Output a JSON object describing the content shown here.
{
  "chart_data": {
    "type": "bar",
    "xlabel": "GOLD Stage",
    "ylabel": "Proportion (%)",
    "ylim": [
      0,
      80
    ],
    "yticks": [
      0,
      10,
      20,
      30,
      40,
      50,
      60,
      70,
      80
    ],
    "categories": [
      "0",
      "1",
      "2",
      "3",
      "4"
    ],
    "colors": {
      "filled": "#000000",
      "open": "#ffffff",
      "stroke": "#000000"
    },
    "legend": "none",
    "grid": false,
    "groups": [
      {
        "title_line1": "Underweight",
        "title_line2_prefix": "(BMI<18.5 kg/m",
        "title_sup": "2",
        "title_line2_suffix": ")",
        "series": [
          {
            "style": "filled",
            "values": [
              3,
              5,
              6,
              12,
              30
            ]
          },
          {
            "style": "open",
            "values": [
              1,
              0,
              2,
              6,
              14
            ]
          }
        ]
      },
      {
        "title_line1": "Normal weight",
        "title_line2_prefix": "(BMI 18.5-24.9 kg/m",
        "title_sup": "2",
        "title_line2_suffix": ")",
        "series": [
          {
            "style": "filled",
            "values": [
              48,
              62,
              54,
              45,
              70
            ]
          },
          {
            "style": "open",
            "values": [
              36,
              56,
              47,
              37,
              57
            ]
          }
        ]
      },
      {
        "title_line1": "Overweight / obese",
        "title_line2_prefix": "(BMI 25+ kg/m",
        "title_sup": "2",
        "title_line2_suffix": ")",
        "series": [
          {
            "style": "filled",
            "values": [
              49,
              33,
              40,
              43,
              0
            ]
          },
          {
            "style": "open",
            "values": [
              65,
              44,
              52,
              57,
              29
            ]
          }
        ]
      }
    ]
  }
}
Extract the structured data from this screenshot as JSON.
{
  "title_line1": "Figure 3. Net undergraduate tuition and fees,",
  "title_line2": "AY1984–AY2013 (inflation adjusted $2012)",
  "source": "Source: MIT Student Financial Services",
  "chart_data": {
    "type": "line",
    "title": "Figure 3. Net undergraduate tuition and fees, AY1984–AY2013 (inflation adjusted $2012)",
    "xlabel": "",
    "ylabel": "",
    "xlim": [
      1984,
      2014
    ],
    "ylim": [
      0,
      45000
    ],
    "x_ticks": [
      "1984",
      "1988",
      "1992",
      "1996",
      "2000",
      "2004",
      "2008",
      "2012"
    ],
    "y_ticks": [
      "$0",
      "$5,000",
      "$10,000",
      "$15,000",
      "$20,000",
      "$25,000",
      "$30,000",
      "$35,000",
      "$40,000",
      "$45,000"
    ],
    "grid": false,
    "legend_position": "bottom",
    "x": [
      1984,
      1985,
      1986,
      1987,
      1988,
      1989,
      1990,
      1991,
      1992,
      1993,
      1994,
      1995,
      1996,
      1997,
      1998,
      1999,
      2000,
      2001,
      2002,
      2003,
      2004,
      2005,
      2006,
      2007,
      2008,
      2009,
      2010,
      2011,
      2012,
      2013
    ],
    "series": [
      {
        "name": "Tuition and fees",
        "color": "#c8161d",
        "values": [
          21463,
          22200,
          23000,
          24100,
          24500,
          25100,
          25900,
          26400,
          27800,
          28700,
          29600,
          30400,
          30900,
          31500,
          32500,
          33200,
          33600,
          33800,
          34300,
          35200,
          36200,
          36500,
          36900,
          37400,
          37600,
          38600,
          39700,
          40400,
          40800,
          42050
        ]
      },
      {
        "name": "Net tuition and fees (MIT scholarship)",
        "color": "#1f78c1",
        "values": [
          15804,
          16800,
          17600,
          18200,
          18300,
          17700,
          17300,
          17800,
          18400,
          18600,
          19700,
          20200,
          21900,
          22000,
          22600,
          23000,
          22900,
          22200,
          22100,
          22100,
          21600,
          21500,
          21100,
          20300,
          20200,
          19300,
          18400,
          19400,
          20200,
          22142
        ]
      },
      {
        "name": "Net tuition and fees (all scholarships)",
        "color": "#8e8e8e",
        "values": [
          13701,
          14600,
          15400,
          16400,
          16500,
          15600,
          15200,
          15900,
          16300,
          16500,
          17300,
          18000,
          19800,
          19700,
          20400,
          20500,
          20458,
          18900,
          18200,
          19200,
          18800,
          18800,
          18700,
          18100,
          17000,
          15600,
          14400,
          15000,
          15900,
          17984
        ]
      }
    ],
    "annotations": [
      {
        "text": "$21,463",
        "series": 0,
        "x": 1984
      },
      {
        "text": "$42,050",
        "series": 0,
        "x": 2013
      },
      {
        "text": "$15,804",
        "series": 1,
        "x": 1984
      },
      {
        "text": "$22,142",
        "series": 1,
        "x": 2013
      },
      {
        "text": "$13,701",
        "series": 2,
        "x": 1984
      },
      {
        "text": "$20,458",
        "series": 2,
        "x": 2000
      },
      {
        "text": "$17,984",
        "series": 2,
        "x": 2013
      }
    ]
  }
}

> **DIRECTION**
Note each line of the entries that has "text" in it, and copy those lines.

> **TASK RESPONSE**
        "text": "$21,463",
        "text": "$42,050",
        "text": "$15,804",
        "text": "$22,142",
        "text": "$13,701",
        "text": "$20,458",
        "text": "$17,984",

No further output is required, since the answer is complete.